_Required task:_ Find each line holding "Sunday" and copy it out.

_Provided entries:_
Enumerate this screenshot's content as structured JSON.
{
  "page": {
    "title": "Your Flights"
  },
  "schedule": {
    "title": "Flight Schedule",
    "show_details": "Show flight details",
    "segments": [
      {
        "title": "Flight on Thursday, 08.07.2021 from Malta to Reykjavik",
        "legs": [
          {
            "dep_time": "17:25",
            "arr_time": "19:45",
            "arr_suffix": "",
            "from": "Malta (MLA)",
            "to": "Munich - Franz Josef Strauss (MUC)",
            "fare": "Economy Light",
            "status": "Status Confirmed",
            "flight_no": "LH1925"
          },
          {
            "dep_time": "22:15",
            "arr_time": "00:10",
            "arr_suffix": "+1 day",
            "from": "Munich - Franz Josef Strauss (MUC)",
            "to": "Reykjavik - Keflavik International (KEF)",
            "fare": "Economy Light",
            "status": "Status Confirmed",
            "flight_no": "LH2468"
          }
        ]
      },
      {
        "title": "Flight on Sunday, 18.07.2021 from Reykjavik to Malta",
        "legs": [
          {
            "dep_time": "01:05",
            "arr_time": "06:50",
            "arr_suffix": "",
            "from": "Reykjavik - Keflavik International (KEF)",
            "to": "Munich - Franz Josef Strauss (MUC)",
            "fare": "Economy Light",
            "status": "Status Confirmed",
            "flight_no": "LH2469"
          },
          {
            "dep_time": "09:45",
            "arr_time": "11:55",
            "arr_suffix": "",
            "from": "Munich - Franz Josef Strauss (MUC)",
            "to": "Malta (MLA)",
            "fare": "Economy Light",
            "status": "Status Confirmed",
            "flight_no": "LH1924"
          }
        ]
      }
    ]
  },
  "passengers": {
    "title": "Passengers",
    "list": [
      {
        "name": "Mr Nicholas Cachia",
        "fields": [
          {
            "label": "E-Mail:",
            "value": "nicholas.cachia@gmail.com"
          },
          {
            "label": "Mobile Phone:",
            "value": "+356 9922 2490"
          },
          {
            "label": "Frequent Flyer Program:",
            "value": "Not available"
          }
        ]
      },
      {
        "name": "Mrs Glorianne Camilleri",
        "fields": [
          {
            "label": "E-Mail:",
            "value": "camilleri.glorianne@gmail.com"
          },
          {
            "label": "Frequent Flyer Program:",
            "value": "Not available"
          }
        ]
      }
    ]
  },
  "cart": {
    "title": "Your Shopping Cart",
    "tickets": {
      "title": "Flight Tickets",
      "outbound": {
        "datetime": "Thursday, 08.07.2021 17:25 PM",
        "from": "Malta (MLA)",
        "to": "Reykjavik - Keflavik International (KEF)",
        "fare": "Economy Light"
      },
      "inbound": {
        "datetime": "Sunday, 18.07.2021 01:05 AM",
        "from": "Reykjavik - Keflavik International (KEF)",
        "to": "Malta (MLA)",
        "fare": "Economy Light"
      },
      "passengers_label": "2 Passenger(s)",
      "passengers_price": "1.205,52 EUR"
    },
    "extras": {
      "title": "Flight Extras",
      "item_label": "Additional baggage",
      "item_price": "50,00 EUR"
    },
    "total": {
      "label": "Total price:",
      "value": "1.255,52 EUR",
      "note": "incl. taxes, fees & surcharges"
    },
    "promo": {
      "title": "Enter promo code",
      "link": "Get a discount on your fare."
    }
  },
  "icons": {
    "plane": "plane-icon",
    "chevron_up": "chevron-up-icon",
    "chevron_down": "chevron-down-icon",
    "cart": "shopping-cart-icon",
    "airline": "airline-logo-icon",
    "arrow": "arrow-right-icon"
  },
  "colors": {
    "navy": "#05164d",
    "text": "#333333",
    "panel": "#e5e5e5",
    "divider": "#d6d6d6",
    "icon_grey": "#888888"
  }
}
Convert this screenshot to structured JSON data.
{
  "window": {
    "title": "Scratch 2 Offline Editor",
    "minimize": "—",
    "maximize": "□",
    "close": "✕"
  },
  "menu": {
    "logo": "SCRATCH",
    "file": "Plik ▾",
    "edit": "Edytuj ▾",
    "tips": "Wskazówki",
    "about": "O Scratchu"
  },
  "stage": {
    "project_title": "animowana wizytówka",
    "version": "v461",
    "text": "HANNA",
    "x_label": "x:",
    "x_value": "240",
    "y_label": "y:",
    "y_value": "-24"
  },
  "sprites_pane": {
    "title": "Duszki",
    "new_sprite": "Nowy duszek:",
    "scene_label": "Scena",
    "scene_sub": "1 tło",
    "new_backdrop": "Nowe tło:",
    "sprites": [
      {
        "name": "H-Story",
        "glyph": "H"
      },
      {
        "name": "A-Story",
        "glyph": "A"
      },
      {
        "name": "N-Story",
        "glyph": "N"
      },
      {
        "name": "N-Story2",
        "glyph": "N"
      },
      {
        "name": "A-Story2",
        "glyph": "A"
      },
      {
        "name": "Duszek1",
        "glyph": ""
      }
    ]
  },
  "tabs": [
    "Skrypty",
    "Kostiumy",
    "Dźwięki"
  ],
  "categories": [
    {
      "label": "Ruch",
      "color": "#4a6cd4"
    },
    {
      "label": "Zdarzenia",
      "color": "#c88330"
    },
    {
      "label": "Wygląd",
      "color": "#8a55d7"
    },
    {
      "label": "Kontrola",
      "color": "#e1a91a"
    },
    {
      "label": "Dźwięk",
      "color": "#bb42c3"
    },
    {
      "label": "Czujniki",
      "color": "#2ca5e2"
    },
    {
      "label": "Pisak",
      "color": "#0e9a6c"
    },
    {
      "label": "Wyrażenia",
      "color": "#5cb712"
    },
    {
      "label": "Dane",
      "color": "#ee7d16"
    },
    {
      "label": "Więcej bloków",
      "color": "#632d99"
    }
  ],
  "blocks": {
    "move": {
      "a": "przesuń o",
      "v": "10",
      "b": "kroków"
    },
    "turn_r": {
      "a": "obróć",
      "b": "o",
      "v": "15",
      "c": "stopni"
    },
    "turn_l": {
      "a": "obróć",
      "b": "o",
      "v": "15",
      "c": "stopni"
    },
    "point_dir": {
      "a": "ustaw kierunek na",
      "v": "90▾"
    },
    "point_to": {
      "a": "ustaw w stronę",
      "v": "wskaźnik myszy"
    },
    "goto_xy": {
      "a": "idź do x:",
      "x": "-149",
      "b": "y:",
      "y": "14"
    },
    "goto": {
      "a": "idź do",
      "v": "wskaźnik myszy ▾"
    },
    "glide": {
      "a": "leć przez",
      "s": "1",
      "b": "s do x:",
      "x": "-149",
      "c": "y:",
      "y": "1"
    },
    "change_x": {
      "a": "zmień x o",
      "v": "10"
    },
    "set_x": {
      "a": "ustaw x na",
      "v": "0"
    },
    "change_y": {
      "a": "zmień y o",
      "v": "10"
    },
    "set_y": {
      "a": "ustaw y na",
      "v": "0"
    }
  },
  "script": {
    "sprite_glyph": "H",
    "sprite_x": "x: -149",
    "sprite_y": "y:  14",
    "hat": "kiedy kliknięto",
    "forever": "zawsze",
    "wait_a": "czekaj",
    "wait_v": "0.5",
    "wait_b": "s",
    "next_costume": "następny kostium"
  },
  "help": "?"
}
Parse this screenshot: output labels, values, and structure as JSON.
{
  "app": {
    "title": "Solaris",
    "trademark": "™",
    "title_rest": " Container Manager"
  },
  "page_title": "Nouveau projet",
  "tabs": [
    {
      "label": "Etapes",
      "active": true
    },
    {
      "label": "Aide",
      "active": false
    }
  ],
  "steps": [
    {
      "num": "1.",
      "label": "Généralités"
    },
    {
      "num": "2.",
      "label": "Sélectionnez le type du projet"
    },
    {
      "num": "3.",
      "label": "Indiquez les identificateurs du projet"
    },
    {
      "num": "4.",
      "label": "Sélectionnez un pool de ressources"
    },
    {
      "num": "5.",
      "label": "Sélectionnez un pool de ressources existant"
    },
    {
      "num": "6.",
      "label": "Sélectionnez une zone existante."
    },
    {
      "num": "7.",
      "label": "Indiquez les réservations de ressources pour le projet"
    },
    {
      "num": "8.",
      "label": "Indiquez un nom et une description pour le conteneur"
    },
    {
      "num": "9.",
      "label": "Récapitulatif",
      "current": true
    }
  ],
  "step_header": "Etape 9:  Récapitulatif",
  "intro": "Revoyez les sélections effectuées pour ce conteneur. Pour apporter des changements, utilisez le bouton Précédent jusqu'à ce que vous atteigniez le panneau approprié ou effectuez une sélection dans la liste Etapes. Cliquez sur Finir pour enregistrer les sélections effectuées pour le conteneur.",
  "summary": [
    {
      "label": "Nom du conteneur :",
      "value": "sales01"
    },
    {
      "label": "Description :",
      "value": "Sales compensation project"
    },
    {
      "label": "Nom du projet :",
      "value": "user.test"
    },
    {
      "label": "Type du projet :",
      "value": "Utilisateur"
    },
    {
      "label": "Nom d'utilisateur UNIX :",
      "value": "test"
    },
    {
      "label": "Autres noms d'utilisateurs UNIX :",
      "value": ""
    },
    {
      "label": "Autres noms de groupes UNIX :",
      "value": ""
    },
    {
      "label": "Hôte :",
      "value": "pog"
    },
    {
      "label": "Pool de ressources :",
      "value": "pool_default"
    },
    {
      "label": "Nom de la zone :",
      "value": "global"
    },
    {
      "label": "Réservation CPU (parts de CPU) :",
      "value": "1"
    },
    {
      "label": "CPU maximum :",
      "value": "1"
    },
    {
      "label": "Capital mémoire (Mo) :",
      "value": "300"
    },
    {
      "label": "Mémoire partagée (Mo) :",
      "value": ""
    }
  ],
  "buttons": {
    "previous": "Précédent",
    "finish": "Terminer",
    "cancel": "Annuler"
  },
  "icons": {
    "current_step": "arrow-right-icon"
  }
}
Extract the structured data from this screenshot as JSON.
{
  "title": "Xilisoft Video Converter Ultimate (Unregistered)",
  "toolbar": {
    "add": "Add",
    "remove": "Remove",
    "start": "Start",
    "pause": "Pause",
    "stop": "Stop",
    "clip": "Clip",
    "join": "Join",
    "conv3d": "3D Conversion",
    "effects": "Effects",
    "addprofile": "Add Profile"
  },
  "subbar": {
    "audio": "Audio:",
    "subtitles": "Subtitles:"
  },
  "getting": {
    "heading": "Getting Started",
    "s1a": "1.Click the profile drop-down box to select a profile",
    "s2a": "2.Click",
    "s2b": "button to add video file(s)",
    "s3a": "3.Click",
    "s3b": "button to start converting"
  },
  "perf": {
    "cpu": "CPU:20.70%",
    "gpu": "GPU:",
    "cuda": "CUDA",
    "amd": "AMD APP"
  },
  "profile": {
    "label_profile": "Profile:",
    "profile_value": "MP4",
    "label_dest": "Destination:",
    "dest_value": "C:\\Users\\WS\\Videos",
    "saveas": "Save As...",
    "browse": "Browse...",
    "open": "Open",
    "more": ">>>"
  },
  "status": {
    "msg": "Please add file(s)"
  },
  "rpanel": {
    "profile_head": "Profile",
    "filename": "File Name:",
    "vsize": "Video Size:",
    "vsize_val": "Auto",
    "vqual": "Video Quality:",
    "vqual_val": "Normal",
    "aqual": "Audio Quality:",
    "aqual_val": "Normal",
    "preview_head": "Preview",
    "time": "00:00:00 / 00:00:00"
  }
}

_Full solution:_
        "title": "Flight on Sunday, 18.07.2021 from Reykjavik to Malta",
        "datetime": "Sunday, 18.07.2021 01:05 AM",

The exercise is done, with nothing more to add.